* _Input records_
"""

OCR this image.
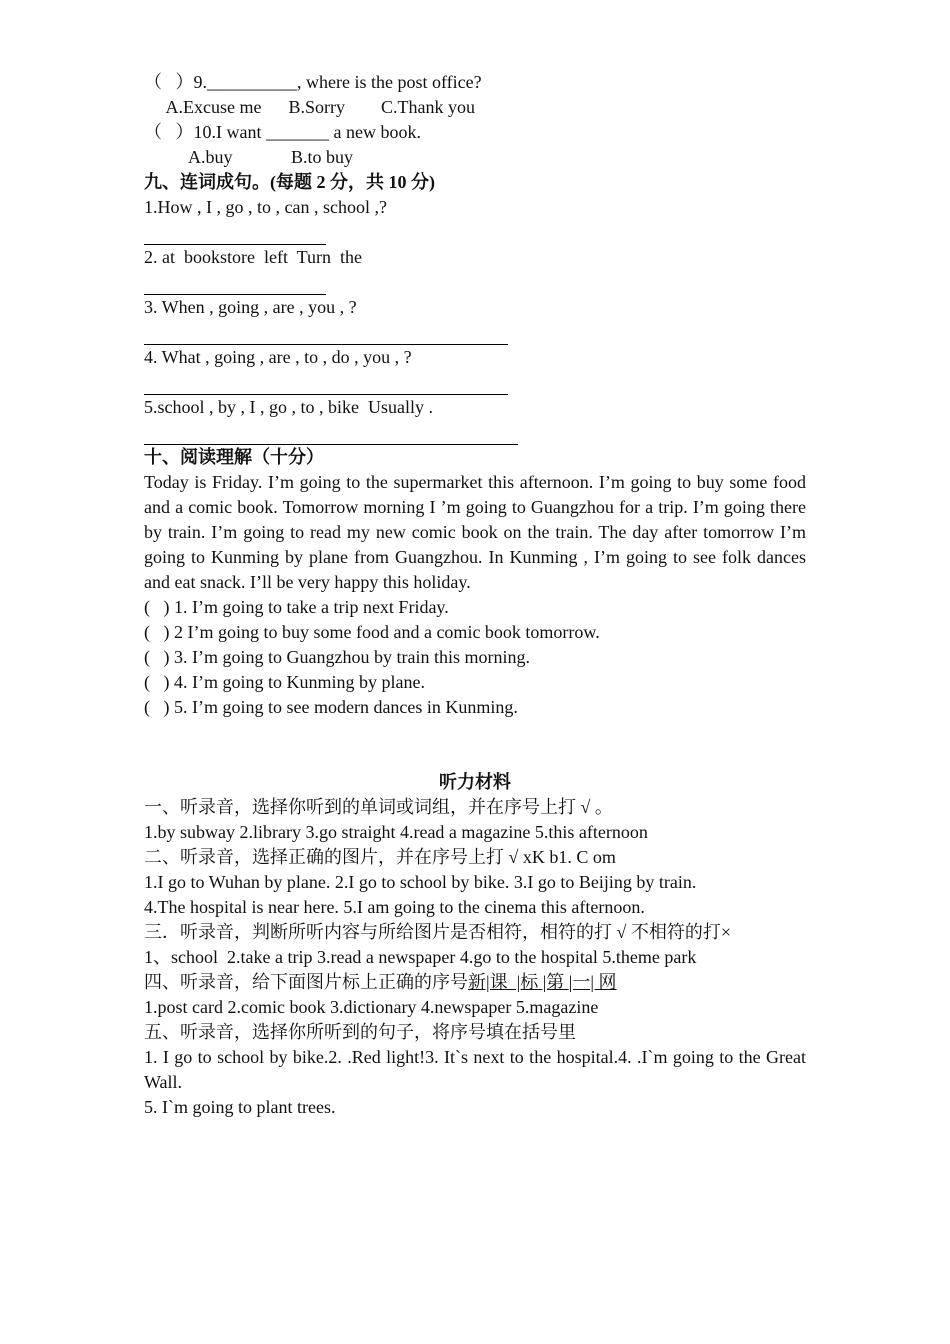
（   ）9.__________, where is the post office?
A.Excuse me      B.Sorry        C.Thank you
（   ）10.I want _______ a new book.
A.buy             B.to buy
九、连词成句。(每题 2 分，共 10 分)
1.How , I , go , to , can , school ,?
2. at  bookstore  left  Turn  the
3. When , going , are , you , ?
4. What , going , are , to , do , you , ?
5.school , by , I , go , to , bike  Usually .
十、阅读理解（十分）
Today is Friday. I’m going to the supermarket this afternoon. I’m going to buy some food and a comic book. Tomorrow morning I ’m going to Guangzhou for a trip. I’m going there by train. I’m going to read my new comic book on the train. The day after tomorrow I’m going to Kunming by plane from Guangzhou. In Kunming , I’m going to see folk dances and eat snack. I’ll be very happy this holiday.
(   ) 1. I’m going to take a trip next Friday.
(   ) 2 I’m going to buy some food and a comic book tomorrow.
(   ) 3. I’m going to Guangzhou by train this morning.
(   ) 4. I’m going to Kunming by plane.
(   ) 5. I’m going to see modern dances in Kunming.
听力材料
一、听录音，选择你听到的单词或词组，并在序号上打 √ 。
1.by subway 2.library 3.go straight 4.read a magazine 5.this afternoon
二、听录音，选择正确的图片，并在序号上打 √ xK b1. C om
1.I go to Wuhan by plane. 2.I go to school by bike. 3.I go to Beijing by train.
4.The hospital is near here. 5.I am going to the cinema this afternoon.
三．听录音，判断所听内容与所给图片是否相符，相符的打 √ 不相符的打×
1、school  2.take a trip 3.read a newspaper 4.go to the hospital 5.theme park
四、听录音，给下面图片标上正确的序号新|课  |标 |第 |一| 网
1.post card 2.comic book 3.dictionary 4.newspaper 5.magazine
五、听录音，选择你所听到的句子，将序号填在括号里
1. I go to school by bike.2. .Red light!3. It`s next to the hospital.4. .I`m going to the Great Wall.
5. I`m going to plant trees.
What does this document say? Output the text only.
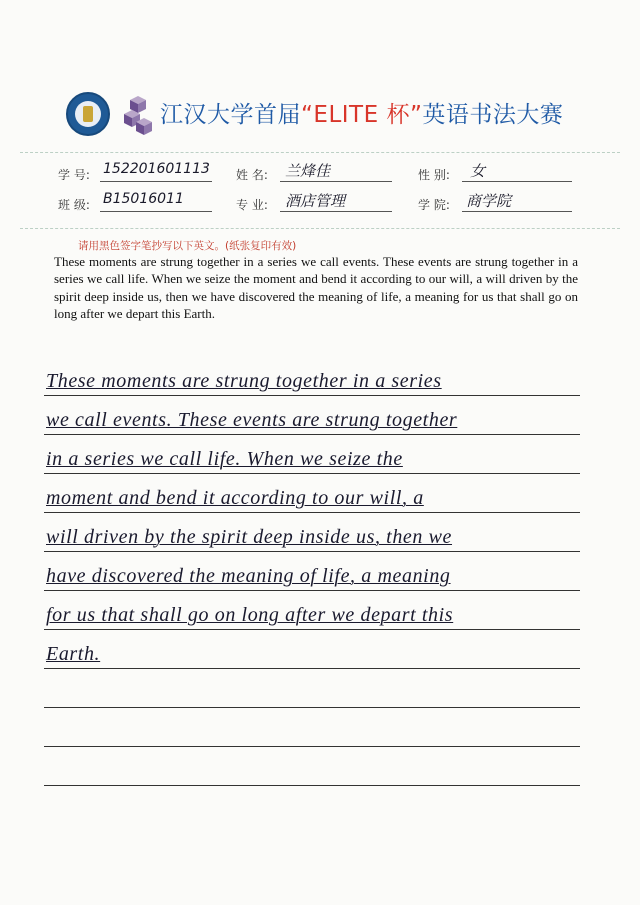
江汉大学首届“ELITE 杯”英语书法大赛
学 号: 152201601113 姓 名: 兰烽佳	性 别: 女
班 级: B15016011	专 业: 酒店管理	学 院: 商学院
请用黑色签字笔抄写以下英文。(纸张复印有效)
These moments are strung together in a series we call events. These events are strung together in a series we call life. When we seize the moment and bend it according to our will, a will driven by the spirit deep inside us, then we have discovered the meaning of life, a meaning for us that shall go on long after we depart this Earth.
These moments are strung together in a series
we call events. These events are strung together
in a series we call life. When we seize the
moment and bend it according to our will, a
will driven by the spirit deep inside us, then we
have discovered the meaning of life, a meaning
for us that shall go on long after we depart this
Earth.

"""

Read the entries and pick out all lines that include the word "bike".

* _Right answer_
5.school , by , I , go , to , bike  Usually .
1.I go to Wuhan by plane. 2.I go to school by bike. 3.I go to Beijing by train.
1. I go to school by bike.2. .Red light!3. It`s next to the hospital.4. .I`m going to the Great Wall.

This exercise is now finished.